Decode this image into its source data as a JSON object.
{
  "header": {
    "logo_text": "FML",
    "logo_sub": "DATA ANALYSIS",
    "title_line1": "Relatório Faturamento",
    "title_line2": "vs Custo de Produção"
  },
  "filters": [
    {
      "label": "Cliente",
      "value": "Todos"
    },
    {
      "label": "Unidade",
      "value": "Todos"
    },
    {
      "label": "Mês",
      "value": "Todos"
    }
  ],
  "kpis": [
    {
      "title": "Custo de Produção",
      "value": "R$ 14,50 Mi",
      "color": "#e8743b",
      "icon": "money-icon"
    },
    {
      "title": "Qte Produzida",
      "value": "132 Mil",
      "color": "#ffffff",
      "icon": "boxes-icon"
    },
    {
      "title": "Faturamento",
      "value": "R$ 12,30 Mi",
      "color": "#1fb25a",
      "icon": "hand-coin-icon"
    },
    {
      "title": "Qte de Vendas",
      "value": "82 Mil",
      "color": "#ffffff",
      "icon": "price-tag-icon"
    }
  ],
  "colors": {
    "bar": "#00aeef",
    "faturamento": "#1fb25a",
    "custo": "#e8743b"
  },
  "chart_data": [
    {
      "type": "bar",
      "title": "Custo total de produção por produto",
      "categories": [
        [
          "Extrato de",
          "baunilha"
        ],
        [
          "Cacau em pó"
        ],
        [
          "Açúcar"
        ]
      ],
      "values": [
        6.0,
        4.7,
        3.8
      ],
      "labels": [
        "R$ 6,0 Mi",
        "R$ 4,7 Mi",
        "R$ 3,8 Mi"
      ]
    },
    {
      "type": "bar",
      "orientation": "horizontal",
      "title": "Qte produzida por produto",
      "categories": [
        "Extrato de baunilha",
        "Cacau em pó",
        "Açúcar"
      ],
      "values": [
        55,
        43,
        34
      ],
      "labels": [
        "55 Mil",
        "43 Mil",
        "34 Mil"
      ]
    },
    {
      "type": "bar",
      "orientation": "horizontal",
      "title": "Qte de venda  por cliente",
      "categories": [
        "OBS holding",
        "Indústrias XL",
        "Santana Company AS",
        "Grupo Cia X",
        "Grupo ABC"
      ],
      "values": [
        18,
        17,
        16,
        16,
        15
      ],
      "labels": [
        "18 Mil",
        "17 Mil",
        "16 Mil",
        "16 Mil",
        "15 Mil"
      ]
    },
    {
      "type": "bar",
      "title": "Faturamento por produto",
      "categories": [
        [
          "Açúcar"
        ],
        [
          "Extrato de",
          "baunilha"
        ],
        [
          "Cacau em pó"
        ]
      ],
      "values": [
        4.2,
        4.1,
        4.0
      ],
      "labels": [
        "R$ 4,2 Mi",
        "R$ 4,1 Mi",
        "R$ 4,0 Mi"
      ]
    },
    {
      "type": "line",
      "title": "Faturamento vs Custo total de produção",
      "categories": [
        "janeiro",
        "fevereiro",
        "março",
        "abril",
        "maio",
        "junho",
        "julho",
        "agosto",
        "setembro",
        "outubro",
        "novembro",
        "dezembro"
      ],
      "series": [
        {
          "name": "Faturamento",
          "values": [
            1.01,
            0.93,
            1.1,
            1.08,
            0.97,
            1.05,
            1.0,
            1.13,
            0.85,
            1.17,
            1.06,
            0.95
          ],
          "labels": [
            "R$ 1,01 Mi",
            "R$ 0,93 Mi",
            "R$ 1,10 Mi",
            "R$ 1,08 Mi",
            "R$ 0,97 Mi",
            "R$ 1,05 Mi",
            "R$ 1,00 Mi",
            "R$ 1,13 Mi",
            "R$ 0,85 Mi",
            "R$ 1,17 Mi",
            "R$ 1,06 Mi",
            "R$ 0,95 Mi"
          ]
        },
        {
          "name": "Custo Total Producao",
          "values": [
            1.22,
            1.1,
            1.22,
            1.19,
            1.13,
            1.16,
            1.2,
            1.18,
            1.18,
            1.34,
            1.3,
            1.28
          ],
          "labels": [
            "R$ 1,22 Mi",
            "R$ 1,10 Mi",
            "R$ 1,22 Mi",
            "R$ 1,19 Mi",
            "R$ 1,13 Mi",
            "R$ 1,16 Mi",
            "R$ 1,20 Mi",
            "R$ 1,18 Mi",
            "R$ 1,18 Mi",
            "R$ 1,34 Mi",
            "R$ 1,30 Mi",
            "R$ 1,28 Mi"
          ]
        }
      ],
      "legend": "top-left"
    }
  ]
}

---+---

# AIM OF THE TASK:
Pick out the lines containing the word "produto" and show them.

# EXERCISE ANSWER:
      "title": "Custo total de produção por produto",
      "title": "Qte produzida por produto",
      "title": "Faturamento por produto",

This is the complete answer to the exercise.